## Goal
Filter the entries and keep only the lines where the string "Nurse" appears.

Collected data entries
────────────────
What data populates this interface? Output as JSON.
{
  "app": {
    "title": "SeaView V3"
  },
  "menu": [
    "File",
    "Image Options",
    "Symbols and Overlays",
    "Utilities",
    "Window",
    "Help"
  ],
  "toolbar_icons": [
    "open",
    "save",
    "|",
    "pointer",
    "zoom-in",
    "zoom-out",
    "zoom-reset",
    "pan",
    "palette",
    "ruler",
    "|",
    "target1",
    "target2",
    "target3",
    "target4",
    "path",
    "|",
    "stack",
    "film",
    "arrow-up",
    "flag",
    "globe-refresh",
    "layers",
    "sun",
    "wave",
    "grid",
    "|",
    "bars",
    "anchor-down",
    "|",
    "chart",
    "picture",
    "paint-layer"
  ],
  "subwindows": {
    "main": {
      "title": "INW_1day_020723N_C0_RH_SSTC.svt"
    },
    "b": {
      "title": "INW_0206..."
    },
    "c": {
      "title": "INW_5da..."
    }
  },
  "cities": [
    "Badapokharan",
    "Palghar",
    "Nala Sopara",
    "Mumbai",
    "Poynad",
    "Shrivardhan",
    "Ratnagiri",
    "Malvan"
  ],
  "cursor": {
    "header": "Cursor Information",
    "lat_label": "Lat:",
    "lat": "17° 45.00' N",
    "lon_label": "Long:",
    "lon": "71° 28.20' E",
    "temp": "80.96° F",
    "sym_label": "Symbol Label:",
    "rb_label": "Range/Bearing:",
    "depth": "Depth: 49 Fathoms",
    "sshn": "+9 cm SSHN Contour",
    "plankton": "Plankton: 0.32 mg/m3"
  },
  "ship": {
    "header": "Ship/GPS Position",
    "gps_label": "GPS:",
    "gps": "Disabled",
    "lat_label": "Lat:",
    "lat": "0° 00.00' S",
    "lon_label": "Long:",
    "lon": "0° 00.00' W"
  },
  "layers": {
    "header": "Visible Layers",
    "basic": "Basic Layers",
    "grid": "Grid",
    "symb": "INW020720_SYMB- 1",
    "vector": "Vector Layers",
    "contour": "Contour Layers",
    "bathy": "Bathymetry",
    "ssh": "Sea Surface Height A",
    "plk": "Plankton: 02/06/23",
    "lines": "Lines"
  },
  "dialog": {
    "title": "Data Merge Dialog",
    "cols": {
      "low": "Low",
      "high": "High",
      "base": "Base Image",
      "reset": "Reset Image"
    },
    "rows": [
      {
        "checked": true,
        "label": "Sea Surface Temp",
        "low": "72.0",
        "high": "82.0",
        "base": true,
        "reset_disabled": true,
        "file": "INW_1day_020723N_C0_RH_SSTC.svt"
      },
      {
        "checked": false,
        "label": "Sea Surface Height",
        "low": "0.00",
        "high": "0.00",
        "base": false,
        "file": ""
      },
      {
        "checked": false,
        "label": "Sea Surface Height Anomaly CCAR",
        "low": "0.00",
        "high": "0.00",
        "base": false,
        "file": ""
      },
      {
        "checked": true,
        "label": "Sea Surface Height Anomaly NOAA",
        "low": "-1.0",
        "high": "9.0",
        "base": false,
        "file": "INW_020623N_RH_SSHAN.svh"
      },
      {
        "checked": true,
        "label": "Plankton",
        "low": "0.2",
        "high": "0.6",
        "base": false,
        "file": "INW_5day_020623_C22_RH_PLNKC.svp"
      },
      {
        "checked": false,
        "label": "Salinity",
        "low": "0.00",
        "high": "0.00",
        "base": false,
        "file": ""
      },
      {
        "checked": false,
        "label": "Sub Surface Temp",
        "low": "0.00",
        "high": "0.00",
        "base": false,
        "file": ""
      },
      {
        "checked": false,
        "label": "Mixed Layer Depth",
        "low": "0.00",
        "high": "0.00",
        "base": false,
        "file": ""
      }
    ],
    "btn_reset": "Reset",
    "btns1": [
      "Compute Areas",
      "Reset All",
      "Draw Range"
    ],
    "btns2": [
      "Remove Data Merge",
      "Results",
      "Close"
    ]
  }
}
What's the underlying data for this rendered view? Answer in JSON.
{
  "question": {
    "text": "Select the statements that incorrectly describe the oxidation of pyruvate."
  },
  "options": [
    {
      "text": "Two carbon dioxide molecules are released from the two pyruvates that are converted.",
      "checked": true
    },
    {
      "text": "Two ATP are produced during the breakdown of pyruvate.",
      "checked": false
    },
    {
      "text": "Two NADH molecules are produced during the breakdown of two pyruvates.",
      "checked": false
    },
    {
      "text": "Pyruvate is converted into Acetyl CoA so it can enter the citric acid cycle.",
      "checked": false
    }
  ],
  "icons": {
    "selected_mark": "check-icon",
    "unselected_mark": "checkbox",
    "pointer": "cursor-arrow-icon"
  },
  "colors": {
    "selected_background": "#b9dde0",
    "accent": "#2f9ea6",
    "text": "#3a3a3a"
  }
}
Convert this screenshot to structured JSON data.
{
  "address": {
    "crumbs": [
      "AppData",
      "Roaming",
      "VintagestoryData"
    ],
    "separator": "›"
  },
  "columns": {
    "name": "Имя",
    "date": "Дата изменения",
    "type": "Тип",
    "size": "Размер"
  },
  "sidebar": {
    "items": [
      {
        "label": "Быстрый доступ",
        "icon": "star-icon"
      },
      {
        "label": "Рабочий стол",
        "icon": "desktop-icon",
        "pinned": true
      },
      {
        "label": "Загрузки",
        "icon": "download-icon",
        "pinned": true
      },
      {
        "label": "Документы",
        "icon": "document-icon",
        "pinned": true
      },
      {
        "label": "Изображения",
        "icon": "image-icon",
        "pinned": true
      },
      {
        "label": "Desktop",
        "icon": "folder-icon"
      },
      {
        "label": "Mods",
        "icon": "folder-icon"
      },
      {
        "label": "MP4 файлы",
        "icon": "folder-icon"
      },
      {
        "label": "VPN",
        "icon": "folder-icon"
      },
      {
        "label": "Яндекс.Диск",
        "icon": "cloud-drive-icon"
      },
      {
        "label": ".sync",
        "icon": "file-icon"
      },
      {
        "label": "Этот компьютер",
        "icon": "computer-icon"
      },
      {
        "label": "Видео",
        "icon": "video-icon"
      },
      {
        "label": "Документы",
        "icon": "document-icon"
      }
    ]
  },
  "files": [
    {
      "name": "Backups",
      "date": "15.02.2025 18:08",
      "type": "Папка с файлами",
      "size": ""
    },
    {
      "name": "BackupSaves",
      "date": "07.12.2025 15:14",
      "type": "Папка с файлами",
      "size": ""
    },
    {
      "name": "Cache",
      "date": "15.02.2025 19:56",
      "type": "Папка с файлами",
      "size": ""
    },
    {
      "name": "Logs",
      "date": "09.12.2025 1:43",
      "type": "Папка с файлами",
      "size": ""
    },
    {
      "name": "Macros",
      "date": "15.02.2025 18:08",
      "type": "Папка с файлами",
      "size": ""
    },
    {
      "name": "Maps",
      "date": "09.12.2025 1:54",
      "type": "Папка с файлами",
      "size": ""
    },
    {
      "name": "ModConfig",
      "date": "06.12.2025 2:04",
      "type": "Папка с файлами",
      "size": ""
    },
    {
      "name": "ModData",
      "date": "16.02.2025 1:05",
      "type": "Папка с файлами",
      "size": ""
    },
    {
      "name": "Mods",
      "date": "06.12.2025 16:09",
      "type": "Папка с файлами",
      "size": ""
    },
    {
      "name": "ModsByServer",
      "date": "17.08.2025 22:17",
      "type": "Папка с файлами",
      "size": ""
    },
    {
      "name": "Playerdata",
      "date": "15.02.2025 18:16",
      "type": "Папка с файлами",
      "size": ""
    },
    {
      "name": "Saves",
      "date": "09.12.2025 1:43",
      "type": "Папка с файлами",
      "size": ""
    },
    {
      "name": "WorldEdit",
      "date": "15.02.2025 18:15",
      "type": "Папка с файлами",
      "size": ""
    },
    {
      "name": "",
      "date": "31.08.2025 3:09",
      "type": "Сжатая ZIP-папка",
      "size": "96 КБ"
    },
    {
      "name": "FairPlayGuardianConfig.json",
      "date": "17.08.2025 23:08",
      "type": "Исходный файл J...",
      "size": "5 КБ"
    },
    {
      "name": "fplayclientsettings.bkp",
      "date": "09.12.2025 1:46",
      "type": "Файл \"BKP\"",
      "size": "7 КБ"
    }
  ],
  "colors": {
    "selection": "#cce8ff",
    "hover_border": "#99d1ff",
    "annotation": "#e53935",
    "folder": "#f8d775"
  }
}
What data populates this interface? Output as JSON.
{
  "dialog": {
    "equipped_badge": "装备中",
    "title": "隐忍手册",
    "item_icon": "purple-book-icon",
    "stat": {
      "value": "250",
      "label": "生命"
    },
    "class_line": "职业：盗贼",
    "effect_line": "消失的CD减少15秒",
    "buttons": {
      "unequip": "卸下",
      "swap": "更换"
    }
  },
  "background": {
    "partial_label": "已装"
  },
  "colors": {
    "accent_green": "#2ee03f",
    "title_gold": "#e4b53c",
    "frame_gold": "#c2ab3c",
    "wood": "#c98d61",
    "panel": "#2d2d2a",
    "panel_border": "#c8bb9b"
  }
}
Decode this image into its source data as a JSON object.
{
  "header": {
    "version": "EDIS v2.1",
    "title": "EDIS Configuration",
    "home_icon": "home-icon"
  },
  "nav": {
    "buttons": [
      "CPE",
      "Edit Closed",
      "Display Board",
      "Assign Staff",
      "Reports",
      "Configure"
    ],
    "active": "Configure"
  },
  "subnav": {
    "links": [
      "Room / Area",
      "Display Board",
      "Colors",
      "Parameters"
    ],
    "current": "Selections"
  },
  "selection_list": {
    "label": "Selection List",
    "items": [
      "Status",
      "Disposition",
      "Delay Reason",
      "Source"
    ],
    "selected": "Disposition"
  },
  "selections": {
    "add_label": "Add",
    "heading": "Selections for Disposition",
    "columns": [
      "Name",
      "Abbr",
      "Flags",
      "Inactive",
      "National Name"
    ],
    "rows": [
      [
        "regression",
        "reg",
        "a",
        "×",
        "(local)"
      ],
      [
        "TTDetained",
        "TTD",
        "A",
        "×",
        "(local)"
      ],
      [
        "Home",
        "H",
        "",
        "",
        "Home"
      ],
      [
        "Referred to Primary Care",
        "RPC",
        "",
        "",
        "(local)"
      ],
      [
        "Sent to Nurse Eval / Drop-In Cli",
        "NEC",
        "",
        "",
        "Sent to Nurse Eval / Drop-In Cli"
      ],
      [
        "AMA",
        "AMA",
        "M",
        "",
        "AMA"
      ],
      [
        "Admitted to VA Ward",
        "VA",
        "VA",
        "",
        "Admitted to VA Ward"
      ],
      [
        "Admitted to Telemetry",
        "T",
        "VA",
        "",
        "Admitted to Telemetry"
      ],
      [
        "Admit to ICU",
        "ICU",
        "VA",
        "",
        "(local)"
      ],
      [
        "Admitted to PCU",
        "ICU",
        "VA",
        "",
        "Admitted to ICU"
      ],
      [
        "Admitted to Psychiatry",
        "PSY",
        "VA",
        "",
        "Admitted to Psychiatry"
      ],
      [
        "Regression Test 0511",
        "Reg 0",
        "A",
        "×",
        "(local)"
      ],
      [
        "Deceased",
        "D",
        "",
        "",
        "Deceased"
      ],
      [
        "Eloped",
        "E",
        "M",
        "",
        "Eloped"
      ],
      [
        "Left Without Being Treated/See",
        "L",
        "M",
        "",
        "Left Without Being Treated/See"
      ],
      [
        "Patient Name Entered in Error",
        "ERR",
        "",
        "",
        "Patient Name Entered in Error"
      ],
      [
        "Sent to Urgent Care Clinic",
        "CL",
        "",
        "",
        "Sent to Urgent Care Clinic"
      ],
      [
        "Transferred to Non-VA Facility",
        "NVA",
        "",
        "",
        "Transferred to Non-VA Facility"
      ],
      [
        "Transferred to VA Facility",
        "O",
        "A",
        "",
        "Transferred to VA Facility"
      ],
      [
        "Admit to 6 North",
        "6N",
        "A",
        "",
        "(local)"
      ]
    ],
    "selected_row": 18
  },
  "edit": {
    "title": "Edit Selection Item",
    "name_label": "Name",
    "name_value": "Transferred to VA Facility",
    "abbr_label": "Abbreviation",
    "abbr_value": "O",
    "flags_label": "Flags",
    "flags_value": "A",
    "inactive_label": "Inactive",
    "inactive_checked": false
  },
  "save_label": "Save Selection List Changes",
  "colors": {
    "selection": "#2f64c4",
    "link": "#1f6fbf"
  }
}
────────────────
## Exercise answer
        "Sent to Nurse Eval / Drop-In Cli",
        "Sent to Nurse Eval / Drop-In Cli"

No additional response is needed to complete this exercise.